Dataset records
____
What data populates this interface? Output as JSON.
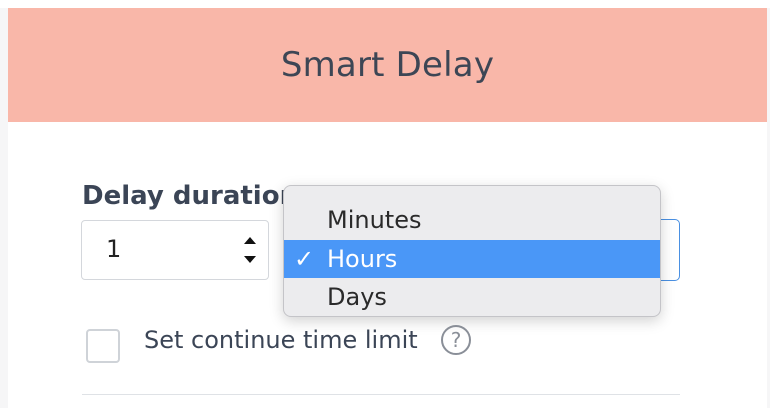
{
  "header": {
    "title": "Smart Delay"
  },
  "delay": {
    "label": "Delay duration",
    "value": "1"
  },
  "unit_select": {
    "options": [
      "Minutes",
      "Hours",
      "Days"
    ],
    "selected": "Hours",
    "check_mark": "✓"
  },
  "continue_limit": {
    "label": "Set continue time limit",
    "help_symbol": "?"
  },
  "colors": {
    "header_bg": "#f9b7a9",
    "selected_option_bg": "#4a97f7",
    "focus_border": "#4a90e2"
  }
}
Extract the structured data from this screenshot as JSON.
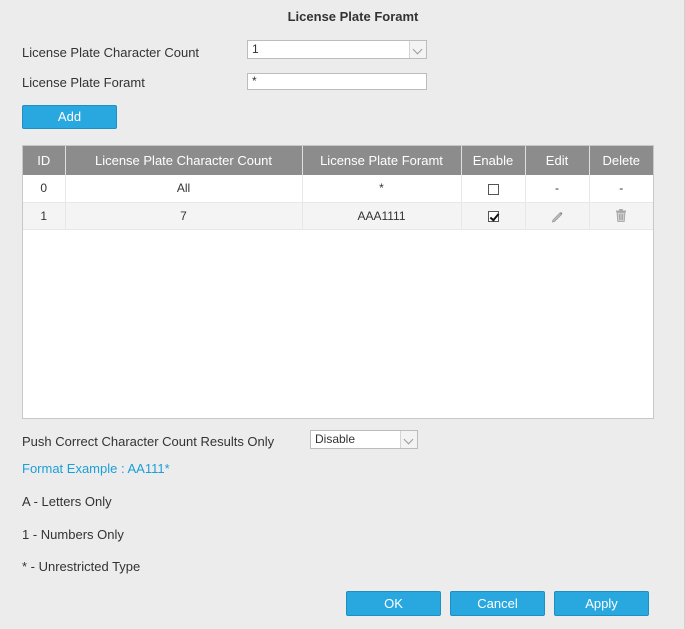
{
  "dialog": {
    "title": "License Plate Foramt"
  },
  "form": {
    "char_count_label": "License Plate Character Count",
    "char_count_value": "1",
    "format_label": "License Plate Foramt",
    "format_value": "*",
    "add_label": "Add"
  },
  "table": {
    "headers": [
      "ID",
      "License Plate Character Count",
      "License Plate Foramt",
      "Enable",
      "Edit",
      "Delete"
    ],
    "rows": [
      {
        "id": "0",
        "count": "All",
        "format": "*",
        "enabled": false,
        "edit": "-",
        "delete": "-"
      },
      {
        "id": "1",
        "count": "7",
        "format": "AAA1111",
        "enabled": true,
        "edit": "pencil-icon",
        "delete": "trash-icon"
      }
    ]
  },
  "push": {
    "label": "Push Correct Character Count Results Only",
    "value": "Disable"
  },
  "help": {
    "example": "Format Example : AA111*",
    "letters": "A - Letters Only",
    "numbers": "1 - Numbers Only",
    "unrestricted": "* - Unrestricted Type"
  },
  "footer": {
    "ok_label": "OK",
    "cancel_label": "Cancel",
    "apply_label": "Apply"
  },
  "colors": {
    "accent": "#29a8e0",
    "header_bg": "#8c8c8c",
    "link": "#1a9fd8"
  }
}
____
- [Task details]:
Copy out the listing exactly as it stands, but not the pictures.

- [Written reply]:
What data populates this interface? Output as JSON.
{
  "header": {
    "title": "Smart Delay"
  },
  "delay": {
    "label": "Delay duration",
    "value": "1"
  },
  "unit_select": {
    "options": [
      "Minutes",
      "Hours",
      "Days"
    ],
    "selected": "Hours",
    "check_mark": "✓"
  },
  "continue_limit": {
    "label": "Set continue time limit",
    "help_symbol": "?"
  },
  "colors": {
    "header_bg": "#f9b7a9",
    "selected_option_bg": "#4a97f7",
    "focus_border": "#4a90e2"
  }
}
Extract the structured data from this screenshot as JSON.
{
  "dialog": {
    "title": "License Plate Foramt"
  },
  "form": {
    "char_count_label": "License Plate Character Count",
    "char_count_value": "1",
    "format_label": "License Plate Foramt",
    "format_value": "*",
    "add_label": "Add"
  },
  "table": {
    "headers": [
      "ID",
      "License Plate Character Count",
      "License Plate Foramt",
      "Enable",
      "Edit",
      "Delete"
    ],
    "rows": [
      {
        "id": "0",
        "count": "All",
        "format": "*",
        "enabled": false,
        "edit": "-",
        "delete": "-"
      },
      {
        "id": "1",
        "count": "7",
        "format": "AAA1111",
        "enabled": true,
        "edit": "pencil-icon",
        "delete": "trash-icon"
      }
    ]
  },
  "push": {
    "label": "Push Correct Character Count Results Only",
    "value": "Disable"
  },
  "help": {
    "example": "Format Example : AA111*",
    "letters": "A - Letters Only",
    "numbers": "1 - Numbers Only",
    "unrestricted": "* - Unrestricted Type"
  },
  "footer": {
    "ok_label": "OK",
    "cancel_label": "Cancel",
    "apply_label": "Apply"
  },
  "colors": {
    "accent": "#29a8e0",
    "header_bg": "#8c8c8c",
    "link": "#1a9fd8"
  }
}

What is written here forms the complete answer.